Document extract ->

┌──

Opinion
CIVIL ACTION NO. H-15-683
02-26-2016
BELFER COSMETICS, LLC, Plaintiff, v. NORDSTROM, INC., and ERNO LASZLO, INC. Defendants.
MEMORANDUM AND OPINION ON DEFENDANTS MOTION FOR SEVERANCE, TRANSFER, AND STAY
This patent infringement case involves a line of skin-care products designed to retard or reduce wrinkles. Belfer Cosmetics, LLC holds two patents, owned by William Belfer, on anti-aging skin products. Belfer alleges that Erno Laszlo, Inc. infringes the patents by selling an anti-aging line of products it designed, manufactured, and distributed. EL sells the product line through retailers, including Nordstrom, Inc. This case is one of several that Belfer has filed against cosmetic companies throughout the country; the other cases have apparently settled.
EL is a New York corporation with its principal place of business in New York. Nordstrom is a Washington corporation with its principal place of business in that state. Belfer is a corporation organized under Texas law. William Belfer, the owner of Belfer and of the two patents, resides in New Jersey. It is unclear whether Belfer has a physical place of business, has employees other than William Belfer, or has operations other than infringement litigation. The record contains evidence, which Belfer does not controvert, that some years ago, it sold some products covered by its patents to a company based in Florida. That company, since dissolved, was managed in part by William Belfer.
After some discovery, EL and Nordstrom moved to sever and transfer Belfer's claims against EL to the Southern District of New York, where EL's offices are located, and to stay the claims against Nordstrom pending the resolution of the transferred claims. (Docket Entry No. 46). Belfer responded, EL and Nordstrom replied, and Belfer surreplied. (Docket Entries No. 50, 51, 53).

└──

(Stored data entries)
┌──

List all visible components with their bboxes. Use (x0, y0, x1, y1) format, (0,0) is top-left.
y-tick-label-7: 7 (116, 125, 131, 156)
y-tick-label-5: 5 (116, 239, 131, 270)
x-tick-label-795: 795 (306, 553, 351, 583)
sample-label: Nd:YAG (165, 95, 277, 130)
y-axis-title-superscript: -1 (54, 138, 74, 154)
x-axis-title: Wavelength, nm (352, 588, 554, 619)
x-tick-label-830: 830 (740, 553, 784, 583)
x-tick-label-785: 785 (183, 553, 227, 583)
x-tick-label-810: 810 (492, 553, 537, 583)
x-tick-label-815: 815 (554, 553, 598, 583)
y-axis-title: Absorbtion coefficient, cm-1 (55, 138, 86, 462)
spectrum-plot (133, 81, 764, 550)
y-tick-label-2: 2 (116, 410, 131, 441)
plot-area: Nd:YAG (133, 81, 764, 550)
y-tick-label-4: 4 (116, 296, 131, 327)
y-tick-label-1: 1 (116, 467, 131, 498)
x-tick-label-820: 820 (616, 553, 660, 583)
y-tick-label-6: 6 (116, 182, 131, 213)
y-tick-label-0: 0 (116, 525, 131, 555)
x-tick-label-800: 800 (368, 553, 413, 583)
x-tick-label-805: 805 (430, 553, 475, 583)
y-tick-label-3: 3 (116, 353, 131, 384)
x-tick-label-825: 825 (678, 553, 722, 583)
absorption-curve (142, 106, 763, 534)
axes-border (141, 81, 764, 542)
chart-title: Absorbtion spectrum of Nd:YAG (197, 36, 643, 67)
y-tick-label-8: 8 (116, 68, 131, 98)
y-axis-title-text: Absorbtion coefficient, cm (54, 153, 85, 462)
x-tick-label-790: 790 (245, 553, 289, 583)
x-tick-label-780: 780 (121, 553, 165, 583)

└──

Written tasks ->
1 > List every U.S. state named in the court opinion.
2 > Answer these from the court opinion:
(a) In which state does William Belfer reside?
(b) What docket entry number does the motion to sever, transfer, and stay carry?
(c) What are the skin-care products in the case designed to do?
3 > Pick up the court opinion where it leaves off and keep writing.
You won't need the items for any of this.

Outputs by task ->
1 > New York, Washington, Texas, New Jersey, Florida

2 >
(a) New Jersey
(b) Docket Entry No. 46
(c) Retard or reduce wrinkles

3 >
Based on the pleadings, the motion, responses, replies, surreplies, the record, and the relevant law, the court grants the motion. The claims against EL are severed and transferred to the Southern District of New York. The remaining claims against Nordstrom are stayed pending the resolution of the claims against EL.
The reasons are explained below.
I. Background
EL's Transphus line of anti-aging skin care cosmetic products contain an underlying formulation that produce what is described as "Botox-like effects." The record evidence is that in 2003, EL contracted with a formulator to develop this formulation, and in 2004 contracted with manufacturers to test the formulation for safety and efficacy and to manufacture the products. EL started commercially selling the products in September 2005, and added two more products made using the same formula in November 2006. Nordstrom began selling EL's products in different retail stores beginning in 2011.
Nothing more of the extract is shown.